Write down each entry again, exactly as it reads.

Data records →

####

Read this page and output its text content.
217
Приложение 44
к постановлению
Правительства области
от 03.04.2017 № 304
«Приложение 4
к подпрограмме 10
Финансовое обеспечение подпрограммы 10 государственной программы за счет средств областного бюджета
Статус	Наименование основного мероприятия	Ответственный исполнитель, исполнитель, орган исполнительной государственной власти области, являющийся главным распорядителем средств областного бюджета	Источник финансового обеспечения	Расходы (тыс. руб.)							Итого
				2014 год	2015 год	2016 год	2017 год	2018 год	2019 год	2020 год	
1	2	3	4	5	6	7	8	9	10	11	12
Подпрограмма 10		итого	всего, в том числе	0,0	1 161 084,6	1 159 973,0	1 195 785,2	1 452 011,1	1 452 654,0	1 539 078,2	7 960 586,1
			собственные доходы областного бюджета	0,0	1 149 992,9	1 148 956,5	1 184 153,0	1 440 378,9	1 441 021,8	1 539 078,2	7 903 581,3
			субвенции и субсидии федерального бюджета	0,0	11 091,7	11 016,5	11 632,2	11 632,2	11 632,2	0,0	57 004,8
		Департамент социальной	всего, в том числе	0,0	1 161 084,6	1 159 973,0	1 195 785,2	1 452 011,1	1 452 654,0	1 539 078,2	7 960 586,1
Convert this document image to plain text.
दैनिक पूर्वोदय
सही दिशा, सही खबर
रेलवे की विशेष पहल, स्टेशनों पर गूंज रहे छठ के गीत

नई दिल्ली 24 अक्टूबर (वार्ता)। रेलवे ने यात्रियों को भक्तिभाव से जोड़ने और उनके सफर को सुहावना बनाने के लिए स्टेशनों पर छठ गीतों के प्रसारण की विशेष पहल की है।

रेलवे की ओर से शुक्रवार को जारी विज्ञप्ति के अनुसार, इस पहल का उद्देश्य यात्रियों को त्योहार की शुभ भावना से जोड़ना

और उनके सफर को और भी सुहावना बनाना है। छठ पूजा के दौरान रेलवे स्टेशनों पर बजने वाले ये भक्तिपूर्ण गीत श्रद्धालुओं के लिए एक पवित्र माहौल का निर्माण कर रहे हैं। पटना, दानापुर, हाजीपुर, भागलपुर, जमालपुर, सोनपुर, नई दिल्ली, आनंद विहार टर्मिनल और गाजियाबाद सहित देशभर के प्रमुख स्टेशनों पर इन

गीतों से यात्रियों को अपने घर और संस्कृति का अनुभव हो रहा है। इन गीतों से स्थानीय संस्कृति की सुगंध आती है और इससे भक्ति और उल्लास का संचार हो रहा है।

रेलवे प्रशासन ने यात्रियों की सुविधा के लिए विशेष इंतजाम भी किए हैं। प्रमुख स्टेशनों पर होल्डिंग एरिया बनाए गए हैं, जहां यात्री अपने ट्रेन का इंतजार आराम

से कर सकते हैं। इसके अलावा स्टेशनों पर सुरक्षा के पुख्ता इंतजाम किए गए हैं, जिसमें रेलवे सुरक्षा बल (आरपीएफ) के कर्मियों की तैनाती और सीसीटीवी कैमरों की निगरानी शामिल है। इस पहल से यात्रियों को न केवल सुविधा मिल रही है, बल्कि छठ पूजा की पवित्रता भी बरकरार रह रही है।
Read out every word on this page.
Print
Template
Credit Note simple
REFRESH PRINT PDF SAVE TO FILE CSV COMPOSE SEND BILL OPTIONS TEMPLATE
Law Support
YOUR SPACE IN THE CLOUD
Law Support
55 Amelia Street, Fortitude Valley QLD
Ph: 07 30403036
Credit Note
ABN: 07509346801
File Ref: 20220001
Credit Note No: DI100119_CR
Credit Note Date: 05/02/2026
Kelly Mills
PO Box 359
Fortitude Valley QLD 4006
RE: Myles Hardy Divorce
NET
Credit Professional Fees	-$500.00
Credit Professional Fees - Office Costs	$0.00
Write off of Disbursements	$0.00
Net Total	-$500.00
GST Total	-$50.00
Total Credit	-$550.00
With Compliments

####

WRITTEN REPLY →
Read this page and output its text content.
217
Приложение 44
к постановлению
Правительства области
от 03.04.2017 № 304
«Приложение 4
к подпрограмме 10
Финансовое обеспечение подпрограммы 10 государственной программы за счет средств областного бюджета
Статус	Наименование основного мероприятия	Ответственный исполнитель, исполнитель, орган исполнительной государственной власти области, являющийся главным распорядителем средств областного бюджета	Источник финансового обеспечения	Расходы (тыс. руб.)							Итого
				2014 год	2015 год	2016 год	2017 год	2018 год	2019 год	2020 год	
1	2	3	4	5	6	7	8	9	10	11	12
Подпрограмма 10		итого	всего, в том числе	0,0	1 161 084,6	1 159 973,0	1 195 785,2	1 452 011,1	1 452 654,0	1 539 078,2	7 960 586,1
			собственные доходы областного бюджета	0,0	1 149 992,9	1 148 956,5	1 184 153,0	1 440 378,9	1 441 021,8	1 539 078,2	7 903 581,3
			субвенции и субсидии федерального бюджета	0,0	11 091,7	11 016,5	11 632,2	11 632,2	11 632,2	0,0	57 004,8
		Департамент социальной	всего, в том числе	0,0	1 161 084,6	1 159 973,0	1 195 785,2	1 452 011,1	1 452 654,0	1 539 078,2	7 960 586,1
Convert this document image to plain text.
दैनिक पूर्वोदय
सही दिशा, सही खबर
रेलवे की विशेष पहल, स्टेशनों पर गूंज रहे छठ के गीत

नई दिल्ली 24 अक्टूबर (वार्ता)। रेलवे ने यात्रियों को भक्तिभाव से जोड़ने और उनके सफर को सुहावना बनाने के लिए स्टेशनों पर छठ गीतों के प्रसारण की विशेष पहल की है।

रेलवे की ओर से शुक्रवार को जारी विज्ञप्ति के अनुसार, इस पहल का उद्देश्य यात्रियों को त्योहार की शुभ भावना से जोड़ना

और उनके सफर को और भी सुहावना बनाना है। छठ पूजा के दौरान रेलवे स्टेशनों पर बजने वाले ये भक्तिपूर्ण गीत श्रद्धालुओं के लिए एक पवित्र माहौल का निर्माण कर रहे हैं। पटना, दानापुर, हाजीपुर, भागलपुर, जमालपुर, सोनपुर, नई दिल्ली, आनंद विहार टर्मिनल और गाजियाबाद सहित देशभर के प्रमुख स्टेशनों पर इन

गीतों से यात्रियों को अपने घर और संस्कृति का अनुभव हो रहा है। इन गीतों से स्थानीय संस्कृति की सुगंध आती है और इससे भक्ति और उल्लास का संचार हो रहा है।

रेलवे प्रशासन ने यात्रियों की सुविधा के लिए विशेष इंतजाम भी किए हैं। प्रमुख स्टेशनों पर होल्डिंग एरिया बनाए गए हैं, जहां यात्री अपने ट्रेन का इंतजार आराम

से कर सकते हैं। इसके अलावा स्टेशनों पर सुरक्षा के पुख्ता इंतजाम किए गए हैं, जिसमें रेलवे सुरक्षा बल (आरपीएफ) के कर्मियों की तैनाती और सीसीटीवी कैमरों की निगरानी शामिल है। इस पहल से यात्रियों को न केवल सुविधा मिल रही है, बल्कि छठ पूजा की पवित्रता भी बरकरार रह रही है।
Read out every word on this page.
Print
Template
Credit Note simple
REFRESH PRINT PDF SAVE TO FILE CSV COMPOSE SEND BILL OPTIONS TEMPLATE
Law Support
YOUR SPACE IN THE CLOUD
Law Support
55 Amelia Street, Fortitude Valley QLD
Ph: 07 30403036
Credit Note
ABN: 07509346801
File Ref: 20220001
Credit Note No: DI100119_CR
Credit Note Date: 05/02/2026
Kelly Mills
PO Box 359
Fortitude Valley QLD 4006
RE: Myles Hardy Divorce
NET
Credit Professional Fees	-$500.00
Credit Professional Fees - Office Costs	$0.00
Write off of Disbursements	$0.00
Net Total	-$500.00
GST Total	-$50.00
Total Credit	-$550.00
With Compliments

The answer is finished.